─── INFORMATION SHOWN ───

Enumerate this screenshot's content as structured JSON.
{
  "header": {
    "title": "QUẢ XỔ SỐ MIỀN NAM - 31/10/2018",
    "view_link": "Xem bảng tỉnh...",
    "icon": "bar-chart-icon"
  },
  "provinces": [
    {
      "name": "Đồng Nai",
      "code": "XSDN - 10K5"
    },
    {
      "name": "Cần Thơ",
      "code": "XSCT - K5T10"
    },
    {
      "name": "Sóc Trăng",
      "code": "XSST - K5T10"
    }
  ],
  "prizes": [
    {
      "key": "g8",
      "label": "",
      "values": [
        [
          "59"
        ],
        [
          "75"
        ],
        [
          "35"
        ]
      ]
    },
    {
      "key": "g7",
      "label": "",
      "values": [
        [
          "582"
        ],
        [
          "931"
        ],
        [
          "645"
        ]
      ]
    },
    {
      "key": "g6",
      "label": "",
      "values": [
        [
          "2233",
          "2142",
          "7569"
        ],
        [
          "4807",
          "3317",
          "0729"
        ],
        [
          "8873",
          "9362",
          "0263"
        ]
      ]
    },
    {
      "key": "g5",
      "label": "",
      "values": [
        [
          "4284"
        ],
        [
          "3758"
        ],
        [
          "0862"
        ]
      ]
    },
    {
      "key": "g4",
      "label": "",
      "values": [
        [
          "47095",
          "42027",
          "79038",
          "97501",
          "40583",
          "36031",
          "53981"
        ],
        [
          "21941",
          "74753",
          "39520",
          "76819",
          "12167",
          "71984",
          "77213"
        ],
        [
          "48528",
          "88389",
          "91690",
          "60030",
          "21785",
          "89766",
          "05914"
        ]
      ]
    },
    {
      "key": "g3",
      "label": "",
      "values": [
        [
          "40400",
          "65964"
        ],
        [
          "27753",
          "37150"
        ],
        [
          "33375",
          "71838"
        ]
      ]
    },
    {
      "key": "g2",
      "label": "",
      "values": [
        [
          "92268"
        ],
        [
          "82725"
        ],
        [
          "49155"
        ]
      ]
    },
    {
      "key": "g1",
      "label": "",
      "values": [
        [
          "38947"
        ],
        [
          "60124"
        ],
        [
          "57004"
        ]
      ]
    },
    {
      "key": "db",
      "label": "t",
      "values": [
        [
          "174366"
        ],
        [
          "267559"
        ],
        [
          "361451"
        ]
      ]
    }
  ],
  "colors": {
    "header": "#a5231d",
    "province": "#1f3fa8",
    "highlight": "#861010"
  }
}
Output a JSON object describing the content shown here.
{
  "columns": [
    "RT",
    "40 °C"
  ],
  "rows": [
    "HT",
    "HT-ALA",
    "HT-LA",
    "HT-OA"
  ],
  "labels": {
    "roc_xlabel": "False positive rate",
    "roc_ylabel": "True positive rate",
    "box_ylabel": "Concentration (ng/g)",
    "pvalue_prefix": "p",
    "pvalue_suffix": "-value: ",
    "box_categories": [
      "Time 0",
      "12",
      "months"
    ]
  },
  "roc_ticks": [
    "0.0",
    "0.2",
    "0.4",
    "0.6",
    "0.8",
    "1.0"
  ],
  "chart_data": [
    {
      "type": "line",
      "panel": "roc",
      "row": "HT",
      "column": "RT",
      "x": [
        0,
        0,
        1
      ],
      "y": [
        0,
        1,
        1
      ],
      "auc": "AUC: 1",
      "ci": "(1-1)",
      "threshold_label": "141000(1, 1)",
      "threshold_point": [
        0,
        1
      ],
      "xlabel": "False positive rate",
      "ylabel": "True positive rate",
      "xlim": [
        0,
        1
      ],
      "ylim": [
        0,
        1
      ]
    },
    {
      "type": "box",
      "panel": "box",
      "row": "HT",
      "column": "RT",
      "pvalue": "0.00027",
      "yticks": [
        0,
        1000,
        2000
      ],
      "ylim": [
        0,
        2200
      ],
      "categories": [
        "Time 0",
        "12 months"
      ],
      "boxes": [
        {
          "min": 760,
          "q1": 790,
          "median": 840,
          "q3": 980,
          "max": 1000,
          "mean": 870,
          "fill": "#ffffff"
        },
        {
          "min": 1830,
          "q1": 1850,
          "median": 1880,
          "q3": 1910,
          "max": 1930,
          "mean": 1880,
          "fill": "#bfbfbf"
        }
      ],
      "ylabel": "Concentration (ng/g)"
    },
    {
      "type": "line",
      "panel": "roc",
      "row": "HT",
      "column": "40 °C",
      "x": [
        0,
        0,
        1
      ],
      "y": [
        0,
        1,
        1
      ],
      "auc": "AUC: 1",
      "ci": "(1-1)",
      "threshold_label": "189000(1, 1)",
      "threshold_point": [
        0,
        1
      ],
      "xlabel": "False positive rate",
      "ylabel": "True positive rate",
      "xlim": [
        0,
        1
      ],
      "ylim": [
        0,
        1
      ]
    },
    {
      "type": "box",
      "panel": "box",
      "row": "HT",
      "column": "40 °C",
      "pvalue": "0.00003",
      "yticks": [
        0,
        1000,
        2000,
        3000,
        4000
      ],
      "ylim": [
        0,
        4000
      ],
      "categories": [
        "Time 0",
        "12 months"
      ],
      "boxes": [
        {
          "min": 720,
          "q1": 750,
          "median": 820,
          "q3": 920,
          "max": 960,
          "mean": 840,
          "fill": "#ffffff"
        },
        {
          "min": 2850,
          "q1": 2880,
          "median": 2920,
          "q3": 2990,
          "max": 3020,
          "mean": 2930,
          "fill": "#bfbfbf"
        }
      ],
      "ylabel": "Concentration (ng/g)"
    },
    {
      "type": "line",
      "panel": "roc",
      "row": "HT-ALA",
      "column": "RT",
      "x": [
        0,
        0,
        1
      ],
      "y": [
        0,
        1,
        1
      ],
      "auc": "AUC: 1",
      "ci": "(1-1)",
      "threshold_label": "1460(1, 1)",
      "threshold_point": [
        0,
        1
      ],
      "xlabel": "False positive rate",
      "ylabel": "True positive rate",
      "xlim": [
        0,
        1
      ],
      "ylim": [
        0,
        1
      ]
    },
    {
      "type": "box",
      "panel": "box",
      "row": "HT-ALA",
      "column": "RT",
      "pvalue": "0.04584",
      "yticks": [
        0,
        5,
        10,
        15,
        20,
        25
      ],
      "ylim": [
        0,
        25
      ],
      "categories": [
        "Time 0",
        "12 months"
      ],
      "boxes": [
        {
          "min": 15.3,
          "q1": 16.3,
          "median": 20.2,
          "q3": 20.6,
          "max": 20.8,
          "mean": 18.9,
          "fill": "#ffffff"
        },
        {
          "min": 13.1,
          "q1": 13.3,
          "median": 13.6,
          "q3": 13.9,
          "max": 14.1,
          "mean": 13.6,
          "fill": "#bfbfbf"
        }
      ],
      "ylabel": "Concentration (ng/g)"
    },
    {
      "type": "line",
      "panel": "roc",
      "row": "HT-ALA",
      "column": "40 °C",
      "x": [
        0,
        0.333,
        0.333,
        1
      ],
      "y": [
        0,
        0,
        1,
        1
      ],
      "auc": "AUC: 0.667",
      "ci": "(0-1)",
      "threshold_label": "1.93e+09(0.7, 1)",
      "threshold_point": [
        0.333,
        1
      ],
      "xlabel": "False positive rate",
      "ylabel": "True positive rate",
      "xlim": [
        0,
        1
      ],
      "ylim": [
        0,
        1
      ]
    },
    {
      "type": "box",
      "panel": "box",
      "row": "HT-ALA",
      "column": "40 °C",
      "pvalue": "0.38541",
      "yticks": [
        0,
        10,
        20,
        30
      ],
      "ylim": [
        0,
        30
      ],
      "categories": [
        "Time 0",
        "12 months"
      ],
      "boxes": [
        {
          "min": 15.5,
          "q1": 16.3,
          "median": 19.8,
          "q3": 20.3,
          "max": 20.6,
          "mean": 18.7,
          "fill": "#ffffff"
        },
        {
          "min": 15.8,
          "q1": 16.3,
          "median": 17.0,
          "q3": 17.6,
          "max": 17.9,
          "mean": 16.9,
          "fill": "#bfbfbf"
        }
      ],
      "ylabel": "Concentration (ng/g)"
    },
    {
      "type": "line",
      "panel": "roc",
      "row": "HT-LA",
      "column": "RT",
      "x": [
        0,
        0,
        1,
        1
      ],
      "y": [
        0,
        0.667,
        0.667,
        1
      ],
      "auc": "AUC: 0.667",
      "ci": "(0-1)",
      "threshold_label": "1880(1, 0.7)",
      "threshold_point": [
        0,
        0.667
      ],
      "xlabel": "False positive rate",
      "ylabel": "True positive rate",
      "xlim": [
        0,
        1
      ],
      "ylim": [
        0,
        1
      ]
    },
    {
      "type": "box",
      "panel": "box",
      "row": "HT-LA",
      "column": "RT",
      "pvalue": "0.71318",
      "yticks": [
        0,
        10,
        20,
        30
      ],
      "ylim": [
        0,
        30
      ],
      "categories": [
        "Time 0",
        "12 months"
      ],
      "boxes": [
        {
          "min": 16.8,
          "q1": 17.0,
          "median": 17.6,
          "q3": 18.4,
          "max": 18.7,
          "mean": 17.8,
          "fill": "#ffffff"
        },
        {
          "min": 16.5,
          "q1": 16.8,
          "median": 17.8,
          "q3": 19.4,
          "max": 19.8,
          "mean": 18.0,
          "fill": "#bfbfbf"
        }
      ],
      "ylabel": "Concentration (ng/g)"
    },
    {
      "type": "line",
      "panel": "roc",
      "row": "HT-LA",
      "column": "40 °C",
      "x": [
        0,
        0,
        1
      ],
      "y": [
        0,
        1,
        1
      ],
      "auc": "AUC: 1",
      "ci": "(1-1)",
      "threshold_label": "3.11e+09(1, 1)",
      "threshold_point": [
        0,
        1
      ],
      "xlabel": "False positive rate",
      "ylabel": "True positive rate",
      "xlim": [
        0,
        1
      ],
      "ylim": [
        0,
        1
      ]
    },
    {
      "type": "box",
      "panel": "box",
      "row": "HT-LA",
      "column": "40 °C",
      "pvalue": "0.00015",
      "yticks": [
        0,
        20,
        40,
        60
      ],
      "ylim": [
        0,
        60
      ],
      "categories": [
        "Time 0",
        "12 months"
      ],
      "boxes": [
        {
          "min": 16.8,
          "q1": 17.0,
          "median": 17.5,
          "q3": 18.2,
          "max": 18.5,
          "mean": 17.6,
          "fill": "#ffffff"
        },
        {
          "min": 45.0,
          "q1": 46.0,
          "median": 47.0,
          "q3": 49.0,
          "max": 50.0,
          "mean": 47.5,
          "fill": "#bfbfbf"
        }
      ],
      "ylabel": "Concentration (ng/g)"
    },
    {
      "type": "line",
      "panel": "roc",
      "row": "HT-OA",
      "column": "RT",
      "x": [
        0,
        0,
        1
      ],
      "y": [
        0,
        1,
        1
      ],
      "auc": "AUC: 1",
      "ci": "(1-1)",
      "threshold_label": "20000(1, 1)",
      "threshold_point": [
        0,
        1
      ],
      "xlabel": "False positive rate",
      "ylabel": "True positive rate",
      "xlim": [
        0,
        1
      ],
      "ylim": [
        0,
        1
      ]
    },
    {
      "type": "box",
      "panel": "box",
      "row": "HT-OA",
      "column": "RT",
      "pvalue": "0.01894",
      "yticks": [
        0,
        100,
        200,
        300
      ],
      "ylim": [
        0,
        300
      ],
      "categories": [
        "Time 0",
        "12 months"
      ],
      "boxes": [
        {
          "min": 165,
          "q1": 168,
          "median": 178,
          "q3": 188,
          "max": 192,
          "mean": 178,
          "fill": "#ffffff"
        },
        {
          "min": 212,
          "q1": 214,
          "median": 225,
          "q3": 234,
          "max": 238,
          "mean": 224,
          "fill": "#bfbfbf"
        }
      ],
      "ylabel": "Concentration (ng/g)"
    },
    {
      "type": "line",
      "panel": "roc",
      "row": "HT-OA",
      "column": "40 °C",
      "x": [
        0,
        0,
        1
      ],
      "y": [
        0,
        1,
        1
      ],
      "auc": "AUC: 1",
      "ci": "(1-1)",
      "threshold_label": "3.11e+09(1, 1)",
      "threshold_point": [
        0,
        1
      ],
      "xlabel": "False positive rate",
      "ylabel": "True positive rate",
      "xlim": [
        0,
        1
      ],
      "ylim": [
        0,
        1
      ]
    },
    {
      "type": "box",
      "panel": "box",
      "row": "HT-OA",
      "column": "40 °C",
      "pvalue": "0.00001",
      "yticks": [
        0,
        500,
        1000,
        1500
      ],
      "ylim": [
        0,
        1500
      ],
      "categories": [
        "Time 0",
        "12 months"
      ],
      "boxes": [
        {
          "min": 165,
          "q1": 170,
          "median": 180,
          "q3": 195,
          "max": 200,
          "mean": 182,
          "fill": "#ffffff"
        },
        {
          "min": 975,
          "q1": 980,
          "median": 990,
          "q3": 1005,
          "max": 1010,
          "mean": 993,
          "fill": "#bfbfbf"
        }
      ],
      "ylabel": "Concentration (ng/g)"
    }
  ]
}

───

## TASK OBJECTIVE
Pull out each line of the records holding the string "name".

## COMPLETED TASK
      "name": "Đồng Nai",
      "name": "Cần Thơ",
      "name": "Sóc Trăng",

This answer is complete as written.